* Description of the task
Take the line that contains "Read out every word on this page." and each line after it in the material below, and transcribe them exactly, stopping at the end.
* BEGIN *
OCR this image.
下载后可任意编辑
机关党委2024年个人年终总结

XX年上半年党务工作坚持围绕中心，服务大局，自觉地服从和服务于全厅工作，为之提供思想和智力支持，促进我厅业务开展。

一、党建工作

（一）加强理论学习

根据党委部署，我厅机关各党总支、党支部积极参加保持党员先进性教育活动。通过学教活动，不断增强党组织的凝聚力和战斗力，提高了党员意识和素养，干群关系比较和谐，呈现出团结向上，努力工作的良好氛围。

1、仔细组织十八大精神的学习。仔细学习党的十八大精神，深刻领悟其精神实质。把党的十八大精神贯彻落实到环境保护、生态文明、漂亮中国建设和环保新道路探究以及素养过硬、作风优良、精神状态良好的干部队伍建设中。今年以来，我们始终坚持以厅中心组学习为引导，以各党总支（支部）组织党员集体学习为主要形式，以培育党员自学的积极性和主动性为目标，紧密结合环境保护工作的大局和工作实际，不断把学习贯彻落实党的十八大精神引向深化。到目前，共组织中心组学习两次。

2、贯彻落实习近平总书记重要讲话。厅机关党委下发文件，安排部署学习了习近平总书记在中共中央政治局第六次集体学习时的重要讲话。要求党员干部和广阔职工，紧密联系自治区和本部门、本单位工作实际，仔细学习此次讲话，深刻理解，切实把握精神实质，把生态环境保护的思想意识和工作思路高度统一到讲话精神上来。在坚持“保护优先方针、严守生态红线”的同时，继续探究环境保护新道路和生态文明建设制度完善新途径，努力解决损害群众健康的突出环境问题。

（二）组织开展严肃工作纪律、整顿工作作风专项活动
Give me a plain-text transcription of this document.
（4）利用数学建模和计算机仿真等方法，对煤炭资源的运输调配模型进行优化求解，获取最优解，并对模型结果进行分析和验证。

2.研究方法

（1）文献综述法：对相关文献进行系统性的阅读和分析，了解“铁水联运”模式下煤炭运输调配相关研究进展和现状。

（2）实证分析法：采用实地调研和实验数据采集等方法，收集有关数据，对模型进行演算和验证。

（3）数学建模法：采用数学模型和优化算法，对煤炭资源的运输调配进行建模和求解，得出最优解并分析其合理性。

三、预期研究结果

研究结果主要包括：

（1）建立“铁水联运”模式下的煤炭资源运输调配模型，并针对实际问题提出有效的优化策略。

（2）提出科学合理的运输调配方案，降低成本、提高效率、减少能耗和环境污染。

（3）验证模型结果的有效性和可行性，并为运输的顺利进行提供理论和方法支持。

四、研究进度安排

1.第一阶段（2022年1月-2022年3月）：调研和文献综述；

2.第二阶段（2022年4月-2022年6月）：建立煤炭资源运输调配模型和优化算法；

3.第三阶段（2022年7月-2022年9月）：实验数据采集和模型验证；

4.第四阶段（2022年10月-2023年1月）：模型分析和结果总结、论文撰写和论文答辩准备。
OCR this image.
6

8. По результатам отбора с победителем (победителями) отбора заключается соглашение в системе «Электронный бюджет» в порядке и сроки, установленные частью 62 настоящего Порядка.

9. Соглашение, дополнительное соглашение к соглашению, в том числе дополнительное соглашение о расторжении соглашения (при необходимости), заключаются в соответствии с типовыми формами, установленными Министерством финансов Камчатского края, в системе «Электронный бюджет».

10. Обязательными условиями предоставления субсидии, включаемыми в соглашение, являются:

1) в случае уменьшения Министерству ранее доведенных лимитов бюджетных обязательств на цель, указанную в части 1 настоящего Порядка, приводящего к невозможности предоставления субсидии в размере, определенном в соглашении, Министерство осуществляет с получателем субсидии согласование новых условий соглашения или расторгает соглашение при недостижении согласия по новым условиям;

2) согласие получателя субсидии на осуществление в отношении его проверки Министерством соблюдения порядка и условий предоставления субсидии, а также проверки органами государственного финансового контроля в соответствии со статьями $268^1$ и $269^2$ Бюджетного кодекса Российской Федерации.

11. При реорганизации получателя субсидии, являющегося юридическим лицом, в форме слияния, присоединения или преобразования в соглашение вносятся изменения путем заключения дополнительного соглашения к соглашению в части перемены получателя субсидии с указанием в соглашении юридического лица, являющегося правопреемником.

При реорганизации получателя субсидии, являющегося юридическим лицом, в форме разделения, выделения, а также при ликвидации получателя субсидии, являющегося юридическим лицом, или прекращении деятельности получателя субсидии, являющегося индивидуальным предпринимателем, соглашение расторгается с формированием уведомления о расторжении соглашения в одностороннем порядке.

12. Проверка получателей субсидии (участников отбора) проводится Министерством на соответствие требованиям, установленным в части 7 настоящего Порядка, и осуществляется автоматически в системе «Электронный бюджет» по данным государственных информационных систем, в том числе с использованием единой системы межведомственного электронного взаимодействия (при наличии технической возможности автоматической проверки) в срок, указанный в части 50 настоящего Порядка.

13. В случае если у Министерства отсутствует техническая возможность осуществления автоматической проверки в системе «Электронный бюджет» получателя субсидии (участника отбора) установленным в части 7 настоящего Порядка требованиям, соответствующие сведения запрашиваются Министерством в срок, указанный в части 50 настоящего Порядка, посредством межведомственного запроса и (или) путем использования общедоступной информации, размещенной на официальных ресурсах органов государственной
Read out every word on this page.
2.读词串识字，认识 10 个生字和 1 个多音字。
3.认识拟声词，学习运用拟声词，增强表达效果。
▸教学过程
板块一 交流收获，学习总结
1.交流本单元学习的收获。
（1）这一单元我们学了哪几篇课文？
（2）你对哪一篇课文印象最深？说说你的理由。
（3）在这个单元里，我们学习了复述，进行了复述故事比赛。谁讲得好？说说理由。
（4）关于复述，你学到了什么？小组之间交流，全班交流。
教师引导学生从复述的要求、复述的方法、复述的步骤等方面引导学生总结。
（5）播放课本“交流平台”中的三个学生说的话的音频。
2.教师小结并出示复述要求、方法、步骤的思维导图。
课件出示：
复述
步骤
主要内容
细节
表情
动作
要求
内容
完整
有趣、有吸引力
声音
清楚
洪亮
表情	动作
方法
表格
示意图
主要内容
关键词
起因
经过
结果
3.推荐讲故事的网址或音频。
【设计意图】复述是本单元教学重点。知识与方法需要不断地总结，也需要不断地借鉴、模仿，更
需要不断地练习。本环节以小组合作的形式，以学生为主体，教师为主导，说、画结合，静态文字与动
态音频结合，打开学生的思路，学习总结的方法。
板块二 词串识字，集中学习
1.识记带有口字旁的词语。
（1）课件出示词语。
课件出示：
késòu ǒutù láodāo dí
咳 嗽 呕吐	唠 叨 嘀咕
* END *
* Solution for this task
Read out every word on this page.
2.读词串识字，认识 10 个生字和 1 个多音字。
3.认识拟声词，学习运用拟声词，增强表达效果。
▸教学过程
板块一 交流收获，学习总结
1.交流本单元学习的收获。
（1）这一单元我们学了哪几篇课文？
（2）你对哪一篇课文印象最深？说说你的理由。
（3）在这个单元里，我们学习了复述，进行了复述故事比赛。谁讲得好？说说理由。
（4）关于复述，你学到了什么？小组之间交流，全班交流。
教师引导学生从复述的要求、复述的方法、复述的步骤等方面引导学生总结。
（5）播放课本“交流平台”中的三个学生说的话的音频。
2.教师小结并出示复述要求、方法、步骤的思维导图。
课件出示：
复述
步骤
主要内容
细节
表情
动作
要求
内容
完整
有趣、有吸引力
声音
清楚
洪亮
表情	动作
方法
表格
示意图
主要内容
关键词
起因
经过
结果
3.推荐讲故事的网址或音频。
【设计意图】复述是本单元教学重点。知识与方法需要不断地总结，也需要不断地借鉴、模仿，更
需要不断地练习。本环节以小组合作的形式，以学生为主体，教师为主导，说、画结合，静态文字与动
态音频结合，打开学生的思路，学习总结的方法。
板块二 词串识字，集中学习
1.识记带有口字旁的词语。
（1）课件出示词语。
课件出示：
késòu ǒutù láodāo dí
咳 嗽 呕吐	唠 叨 嘀咕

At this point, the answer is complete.